__EXERCISE DETAILS__.
Extract each line from the entries below that has the string "home" in it.

__EXERCISE MATERIAL__.
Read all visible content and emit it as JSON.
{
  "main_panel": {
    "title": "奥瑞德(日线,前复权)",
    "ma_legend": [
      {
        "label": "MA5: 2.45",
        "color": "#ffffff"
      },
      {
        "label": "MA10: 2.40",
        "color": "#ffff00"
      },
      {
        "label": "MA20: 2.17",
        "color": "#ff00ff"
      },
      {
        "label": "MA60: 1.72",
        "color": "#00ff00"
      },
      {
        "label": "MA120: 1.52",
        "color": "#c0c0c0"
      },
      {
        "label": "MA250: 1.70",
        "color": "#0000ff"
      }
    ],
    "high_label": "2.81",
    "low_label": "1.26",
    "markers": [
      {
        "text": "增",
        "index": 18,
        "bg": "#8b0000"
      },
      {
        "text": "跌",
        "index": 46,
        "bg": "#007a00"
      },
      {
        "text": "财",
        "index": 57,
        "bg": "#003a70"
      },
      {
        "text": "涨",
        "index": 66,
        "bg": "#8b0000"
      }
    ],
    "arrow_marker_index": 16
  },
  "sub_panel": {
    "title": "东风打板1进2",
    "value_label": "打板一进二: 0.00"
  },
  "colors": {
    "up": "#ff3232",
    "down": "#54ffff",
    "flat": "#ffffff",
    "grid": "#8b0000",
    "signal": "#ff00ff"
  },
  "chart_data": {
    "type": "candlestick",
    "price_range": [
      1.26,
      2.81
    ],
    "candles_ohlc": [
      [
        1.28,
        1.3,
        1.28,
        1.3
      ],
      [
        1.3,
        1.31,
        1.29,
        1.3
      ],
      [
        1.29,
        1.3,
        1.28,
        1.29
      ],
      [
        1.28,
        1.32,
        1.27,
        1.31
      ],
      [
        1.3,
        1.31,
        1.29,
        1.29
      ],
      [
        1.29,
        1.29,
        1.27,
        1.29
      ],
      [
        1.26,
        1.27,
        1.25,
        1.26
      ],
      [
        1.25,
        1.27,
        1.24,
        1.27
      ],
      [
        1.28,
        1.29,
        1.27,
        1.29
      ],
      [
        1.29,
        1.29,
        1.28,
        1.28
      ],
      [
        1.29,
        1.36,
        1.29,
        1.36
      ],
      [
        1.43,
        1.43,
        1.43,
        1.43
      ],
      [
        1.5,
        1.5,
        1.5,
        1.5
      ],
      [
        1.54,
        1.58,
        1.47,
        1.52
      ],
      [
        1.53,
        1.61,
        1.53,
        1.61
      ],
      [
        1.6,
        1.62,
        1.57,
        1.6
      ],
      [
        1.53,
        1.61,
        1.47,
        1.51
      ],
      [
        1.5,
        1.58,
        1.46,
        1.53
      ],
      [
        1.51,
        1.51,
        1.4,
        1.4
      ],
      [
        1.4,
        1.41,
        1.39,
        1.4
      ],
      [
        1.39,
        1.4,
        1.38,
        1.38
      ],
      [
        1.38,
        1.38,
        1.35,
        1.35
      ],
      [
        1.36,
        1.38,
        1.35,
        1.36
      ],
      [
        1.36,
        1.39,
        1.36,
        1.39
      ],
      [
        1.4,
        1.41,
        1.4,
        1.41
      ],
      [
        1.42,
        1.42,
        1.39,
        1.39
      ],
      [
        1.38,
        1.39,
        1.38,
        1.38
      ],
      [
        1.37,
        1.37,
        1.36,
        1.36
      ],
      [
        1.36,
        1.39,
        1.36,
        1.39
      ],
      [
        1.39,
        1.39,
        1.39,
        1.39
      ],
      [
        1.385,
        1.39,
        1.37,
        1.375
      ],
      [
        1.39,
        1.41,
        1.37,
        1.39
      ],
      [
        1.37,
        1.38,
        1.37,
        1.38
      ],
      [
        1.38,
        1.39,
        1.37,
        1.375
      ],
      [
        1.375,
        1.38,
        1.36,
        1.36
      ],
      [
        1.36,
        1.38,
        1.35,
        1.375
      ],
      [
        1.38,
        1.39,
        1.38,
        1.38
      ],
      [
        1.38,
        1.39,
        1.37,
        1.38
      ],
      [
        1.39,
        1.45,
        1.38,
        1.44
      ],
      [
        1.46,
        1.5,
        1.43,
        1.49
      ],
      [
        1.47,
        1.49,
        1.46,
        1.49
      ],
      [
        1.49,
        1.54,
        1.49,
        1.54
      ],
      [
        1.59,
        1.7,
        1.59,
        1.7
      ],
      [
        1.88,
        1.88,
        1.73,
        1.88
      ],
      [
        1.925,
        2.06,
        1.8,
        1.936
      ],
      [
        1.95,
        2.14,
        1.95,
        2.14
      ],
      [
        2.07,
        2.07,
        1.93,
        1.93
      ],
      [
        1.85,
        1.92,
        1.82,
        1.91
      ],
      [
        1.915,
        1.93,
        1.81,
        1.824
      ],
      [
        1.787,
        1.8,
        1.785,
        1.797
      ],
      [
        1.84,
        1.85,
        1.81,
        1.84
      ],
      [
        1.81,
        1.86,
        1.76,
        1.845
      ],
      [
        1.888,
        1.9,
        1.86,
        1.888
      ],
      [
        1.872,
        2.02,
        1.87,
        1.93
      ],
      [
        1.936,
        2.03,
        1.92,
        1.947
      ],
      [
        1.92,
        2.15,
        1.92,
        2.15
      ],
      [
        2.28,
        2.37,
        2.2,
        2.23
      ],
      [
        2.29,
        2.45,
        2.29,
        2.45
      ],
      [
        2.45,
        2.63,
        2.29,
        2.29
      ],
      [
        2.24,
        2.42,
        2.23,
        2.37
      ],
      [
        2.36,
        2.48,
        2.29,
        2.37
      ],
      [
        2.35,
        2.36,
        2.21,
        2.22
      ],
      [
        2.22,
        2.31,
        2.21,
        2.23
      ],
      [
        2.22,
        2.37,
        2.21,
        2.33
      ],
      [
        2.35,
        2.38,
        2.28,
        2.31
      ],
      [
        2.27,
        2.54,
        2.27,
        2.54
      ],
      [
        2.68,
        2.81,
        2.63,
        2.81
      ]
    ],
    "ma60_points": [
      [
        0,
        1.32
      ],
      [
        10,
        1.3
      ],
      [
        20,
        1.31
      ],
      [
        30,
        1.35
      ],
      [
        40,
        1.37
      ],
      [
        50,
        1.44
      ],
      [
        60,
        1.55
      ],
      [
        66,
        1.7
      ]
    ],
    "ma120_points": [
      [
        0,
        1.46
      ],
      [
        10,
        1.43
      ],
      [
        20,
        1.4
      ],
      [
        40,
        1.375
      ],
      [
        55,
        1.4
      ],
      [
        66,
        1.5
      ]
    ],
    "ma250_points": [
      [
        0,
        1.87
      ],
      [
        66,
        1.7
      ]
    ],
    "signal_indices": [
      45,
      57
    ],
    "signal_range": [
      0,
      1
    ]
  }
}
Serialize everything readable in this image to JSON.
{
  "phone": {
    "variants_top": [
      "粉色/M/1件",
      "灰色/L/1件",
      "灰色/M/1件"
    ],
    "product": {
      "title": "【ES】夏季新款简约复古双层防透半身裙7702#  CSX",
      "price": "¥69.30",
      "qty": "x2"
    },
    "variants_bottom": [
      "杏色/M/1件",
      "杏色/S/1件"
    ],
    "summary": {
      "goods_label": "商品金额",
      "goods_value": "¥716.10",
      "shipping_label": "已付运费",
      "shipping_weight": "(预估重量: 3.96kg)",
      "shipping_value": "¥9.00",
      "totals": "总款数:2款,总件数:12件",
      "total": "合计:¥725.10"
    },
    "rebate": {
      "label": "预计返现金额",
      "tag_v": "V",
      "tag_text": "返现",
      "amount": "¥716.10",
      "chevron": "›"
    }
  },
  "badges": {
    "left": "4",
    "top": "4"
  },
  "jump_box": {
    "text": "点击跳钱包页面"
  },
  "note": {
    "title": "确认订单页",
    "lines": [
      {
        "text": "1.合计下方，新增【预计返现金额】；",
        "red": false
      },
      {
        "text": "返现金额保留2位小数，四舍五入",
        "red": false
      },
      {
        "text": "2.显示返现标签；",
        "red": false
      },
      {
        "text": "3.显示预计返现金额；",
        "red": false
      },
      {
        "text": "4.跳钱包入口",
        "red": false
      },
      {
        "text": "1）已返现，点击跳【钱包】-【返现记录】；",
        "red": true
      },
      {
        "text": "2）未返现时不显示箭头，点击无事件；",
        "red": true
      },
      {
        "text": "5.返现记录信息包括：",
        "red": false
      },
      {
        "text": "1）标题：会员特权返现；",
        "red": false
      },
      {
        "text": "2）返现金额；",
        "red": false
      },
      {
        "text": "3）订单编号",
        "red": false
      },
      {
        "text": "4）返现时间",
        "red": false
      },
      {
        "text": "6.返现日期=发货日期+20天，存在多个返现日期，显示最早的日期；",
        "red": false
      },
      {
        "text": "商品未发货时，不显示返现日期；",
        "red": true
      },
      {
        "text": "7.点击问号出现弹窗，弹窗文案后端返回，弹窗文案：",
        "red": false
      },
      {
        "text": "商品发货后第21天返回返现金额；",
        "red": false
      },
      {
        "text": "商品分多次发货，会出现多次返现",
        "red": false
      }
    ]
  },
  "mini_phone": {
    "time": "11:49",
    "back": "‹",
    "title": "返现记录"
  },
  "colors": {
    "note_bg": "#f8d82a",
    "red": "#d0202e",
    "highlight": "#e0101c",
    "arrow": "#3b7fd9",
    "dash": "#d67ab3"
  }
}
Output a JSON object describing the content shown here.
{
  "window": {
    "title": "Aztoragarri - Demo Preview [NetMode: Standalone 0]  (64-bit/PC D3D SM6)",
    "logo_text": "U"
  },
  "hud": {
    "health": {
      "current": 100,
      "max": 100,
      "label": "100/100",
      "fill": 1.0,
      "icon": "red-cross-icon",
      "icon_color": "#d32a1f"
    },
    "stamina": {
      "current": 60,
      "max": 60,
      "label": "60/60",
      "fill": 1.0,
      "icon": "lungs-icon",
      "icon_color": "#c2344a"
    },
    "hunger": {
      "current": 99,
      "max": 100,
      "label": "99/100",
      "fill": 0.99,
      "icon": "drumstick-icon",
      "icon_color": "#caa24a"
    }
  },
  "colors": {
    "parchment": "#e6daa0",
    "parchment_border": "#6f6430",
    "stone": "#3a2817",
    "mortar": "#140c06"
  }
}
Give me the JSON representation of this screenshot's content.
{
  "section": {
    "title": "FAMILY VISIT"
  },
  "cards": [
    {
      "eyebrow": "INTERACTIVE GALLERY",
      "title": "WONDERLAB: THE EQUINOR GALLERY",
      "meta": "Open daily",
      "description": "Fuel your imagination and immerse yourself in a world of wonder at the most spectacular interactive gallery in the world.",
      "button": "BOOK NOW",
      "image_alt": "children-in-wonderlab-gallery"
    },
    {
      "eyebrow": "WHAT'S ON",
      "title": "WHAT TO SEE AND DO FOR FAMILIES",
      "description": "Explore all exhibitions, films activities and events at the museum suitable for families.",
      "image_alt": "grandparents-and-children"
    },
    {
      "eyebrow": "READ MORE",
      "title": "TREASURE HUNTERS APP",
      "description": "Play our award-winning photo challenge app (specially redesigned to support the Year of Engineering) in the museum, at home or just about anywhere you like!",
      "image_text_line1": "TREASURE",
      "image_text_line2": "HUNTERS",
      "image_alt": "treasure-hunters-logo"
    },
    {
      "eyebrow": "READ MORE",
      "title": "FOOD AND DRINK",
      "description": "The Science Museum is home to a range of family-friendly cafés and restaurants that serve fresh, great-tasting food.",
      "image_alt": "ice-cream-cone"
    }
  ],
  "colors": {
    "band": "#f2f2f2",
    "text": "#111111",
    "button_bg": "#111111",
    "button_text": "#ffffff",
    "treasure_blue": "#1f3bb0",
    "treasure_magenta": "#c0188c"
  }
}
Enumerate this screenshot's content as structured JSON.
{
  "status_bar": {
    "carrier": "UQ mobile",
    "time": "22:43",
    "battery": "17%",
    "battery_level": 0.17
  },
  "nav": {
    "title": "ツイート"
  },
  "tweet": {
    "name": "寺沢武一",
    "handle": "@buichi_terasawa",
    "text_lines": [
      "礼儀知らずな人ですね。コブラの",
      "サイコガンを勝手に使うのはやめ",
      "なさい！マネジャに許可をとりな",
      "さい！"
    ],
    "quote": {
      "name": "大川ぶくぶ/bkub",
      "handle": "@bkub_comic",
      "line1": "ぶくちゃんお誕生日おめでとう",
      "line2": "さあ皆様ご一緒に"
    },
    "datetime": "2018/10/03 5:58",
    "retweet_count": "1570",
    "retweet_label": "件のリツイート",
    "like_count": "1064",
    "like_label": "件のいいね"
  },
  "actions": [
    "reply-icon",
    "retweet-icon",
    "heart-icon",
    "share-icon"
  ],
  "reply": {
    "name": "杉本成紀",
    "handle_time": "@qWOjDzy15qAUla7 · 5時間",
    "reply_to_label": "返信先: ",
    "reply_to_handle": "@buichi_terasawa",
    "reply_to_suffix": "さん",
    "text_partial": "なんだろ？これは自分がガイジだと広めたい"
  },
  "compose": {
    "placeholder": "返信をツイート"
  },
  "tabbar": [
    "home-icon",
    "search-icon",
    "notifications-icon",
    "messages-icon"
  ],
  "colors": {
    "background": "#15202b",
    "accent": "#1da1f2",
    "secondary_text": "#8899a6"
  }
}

__EXPECTED ANSWER__.
      "description": "Play our award-winning photo challenge app (specially redesigned to support the Year of Engineering) in the museum, at home or just about anywhere you like!",
      "description": "The Science Museum is home to a range of family-friendly cafés and restaurants that serve fresh, great-tasting food.",
    "home-icon",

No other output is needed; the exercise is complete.